◆ **EXERCISE REQUIREMENTS**:
Return each line that holds the word "JSON".

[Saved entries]
§
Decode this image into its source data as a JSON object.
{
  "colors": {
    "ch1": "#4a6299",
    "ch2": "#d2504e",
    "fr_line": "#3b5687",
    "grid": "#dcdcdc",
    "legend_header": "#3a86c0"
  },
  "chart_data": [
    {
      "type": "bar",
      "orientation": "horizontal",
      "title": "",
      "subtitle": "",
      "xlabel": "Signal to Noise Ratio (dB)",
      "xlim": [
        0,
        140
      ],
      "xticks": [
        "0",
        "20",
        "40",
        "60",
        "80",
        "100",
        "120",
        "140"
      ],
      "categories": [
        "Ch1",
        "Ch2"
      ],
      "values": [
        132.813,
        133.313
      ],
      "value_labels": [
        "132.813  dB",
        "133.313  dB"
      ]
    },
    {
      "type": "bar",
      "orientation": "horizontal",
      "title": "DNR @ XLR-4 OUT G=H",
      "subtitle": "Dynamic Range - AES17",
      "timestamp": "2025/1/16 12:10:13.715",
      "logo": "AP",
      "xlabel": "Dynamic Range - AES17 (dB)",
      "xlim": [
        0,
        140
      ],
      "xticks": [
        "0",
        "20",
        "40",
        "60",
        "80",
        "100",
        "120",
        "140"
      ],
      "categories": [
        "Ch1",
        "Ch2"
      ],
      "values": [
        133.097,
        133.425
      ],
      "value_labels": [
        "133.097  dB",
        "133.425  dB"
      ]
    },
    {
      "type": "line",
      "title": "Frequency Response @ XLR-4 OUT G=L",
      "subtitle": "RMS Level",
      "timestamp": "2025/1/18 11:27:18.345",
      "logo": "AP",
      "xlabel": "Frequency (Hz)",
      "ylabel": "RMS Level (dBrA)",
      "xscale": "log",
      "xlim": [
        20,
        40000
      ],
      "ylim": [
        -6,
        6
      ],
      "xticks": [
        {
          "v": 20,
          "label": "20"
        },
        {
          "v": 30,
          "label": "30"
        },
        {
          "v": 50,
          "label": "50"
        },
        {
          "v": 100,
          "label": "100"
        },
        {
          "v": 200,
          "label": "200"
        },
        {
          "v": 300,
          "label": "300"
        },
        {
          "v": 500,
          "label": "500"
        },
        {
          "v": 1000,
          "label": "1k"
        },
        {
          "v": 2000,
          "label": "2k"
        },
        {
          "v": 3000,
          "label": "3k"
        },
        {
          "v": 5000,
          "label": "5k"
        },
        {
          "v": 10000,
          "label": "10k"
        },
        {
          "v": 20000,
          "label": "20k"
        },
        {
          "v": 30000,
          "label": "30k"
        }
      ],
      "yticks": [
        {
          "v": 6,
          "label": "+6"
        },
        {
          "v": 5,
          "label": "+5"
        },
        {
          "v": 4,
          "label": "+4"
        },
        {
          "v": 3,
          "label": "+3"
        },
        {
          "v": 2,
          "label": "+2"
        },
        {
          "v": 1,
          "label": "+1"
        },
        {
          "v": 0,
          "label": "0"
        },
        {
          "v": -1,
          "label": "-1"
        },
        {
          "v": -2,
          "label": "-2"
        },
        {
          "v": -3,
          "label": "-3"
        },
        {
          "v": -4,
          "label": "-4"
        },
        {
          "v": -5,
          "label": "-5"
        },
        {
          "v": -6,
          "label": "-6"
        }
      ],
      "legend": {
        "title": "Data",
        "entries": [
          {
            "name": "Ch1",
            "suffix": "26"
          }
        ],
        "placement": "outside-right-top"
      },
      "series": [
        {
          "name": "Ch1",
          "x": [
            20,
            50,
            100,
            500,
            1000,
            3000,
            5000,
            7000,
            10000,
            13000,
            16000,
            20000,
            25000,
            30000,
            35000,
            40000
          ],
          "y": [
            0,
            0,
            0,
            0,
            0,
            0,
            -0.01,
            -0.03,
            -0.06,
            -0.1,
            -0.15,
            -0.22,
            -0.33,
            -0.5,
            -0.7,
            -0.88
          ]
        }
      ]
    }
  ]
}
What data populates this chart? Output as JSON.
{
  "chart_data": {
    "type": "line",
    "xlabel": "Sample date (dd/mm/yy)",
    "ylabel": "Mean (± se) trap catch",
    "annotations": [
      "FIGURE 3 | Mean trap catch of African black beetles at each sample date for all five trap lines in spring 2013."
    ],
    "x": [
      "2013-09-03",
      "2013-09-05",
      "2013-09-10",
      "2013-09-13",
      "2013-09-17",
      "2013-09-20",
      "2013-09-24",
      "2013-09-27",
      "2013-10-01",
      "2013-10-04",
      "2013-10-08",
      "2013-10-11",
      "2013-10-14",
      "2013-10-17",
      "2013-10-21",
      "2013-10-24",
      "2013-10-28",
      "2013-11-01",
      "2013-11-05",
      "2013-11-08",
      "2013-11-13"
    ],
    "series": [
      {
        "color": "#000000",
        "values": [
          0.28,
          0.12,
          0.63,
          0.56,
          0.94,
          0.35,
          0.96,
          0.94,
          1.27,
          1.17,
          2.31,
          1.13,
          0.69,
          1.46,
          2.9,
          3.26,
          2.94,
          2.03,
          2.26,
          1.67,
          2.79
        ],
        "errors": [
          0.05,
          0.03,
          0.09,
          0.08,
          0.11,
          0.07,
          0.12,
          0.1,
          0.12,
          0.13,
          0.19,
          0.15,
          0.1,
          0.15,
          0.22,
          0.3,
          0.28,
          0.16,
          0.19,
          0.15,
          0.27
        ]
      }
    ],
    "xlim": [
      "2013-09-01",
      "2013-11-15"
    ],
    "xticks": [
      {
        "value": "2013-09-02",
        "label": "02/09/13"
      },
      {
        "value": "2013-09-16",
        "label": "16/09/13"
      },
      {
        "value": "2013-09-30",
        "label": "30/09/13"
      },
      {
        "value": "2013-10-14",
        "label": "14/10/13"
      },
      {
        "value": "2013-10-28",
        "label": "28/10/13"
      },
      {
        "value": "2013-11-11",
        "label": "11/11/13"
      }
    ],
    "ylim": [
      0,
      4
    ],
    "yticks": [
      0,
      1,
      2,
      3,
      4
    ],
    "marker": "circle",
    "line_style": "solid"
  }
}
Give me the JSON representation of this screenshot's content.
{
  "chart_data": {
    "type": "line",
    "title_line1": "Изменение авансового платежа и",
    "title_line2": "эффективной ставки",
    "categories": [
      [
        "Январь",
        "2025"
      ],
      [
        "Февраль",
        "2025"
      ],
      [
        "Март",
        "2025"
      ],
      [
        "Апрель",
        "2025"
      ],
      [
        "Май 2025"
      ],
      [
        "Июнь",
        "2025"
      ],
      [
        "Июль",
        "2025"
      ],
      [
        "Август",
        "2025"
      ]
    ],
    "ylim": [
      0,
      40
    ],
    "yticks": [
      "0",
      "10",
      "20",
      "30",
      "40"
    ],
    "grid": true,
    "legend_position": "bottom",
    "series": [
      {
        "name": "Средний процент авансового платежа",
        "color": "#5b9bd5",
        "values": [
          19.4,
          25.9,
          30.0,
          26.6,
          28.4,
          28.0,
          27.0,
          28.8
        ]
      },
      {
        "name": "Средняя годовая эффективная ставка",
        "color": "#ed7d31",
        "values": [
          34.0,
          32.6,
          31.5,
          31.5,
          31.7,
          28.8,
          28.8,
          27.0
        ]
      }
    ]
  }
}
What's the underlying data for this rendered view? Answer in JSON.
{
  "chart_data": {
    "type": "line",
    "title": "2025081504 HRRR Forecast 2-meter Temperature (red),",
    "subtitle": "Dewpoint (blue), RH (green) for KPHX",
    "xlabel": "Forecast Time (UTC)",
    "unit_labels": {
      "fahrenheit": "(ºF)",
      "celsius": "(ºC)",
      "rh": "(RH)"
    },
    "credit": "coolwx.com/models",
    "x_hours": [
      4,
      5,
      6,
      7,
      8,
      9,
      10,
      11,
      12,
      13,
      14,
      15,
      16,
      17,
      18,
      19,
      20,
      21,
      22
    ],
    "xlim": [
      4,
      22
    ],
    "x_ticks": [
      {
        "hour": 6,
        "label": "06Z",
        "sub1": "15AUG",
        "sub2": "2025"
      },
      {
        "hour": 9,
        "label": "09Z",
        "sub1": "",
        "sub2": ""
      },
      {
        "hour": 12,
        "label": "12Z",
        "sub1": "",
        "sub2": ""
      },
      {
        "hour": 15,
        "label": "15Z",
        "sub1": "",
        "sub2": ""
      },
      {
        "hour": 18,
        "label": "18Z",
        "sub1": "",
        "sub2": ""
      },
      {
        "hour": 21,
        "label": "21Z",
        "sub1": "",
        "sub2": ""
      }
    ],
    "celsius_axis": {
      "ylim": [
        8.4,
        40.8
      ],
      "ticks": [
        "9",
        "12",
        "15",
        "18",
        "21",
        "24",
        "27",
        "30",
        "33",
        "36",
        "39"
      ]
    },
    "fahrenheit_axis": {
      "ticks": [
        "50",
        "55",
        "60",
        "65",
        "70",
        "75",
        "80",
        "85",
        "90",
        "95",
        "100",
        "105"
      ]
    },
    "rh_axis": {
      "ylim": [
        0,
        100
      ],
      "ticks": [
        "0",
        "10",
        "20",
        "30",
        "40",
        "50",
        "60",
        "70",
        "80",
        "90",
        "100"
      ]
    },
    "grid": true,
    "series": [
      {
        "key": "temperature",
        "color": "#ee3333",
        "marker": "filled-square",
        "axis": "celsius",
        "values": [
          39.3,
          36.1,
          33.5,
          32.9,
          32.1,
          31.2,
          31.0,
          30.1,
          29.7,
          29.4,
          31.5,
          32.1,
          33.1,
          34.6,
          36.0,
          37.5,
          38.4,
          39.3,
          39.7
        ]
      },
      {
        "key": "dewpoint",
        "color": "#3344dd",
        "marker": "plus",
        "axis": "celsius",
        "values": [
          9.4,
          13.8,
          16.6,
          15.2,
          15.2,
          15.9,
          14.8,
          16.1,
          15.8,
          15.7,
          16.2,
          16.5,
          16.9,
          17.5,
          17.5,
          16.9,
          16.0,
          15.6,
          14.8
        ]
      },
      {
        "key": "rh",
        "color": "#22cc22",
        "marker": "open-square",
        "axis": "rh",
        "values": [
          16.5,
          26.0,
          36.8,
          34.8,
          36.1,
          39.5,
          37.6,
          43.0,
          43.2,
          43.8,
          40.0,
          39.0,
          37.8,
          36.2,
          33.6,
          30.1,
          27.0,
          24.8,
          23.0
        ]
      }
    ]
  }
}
§
◆ **OUTPUT FOR THIS EXERCISE**:
Decode this image into its source data as a JSON object.
What data populates this chart? Output as JSON.
Give me the JSON representation of this screenshot's content.
What's the underlying data for this rendered view? Answer in JSON.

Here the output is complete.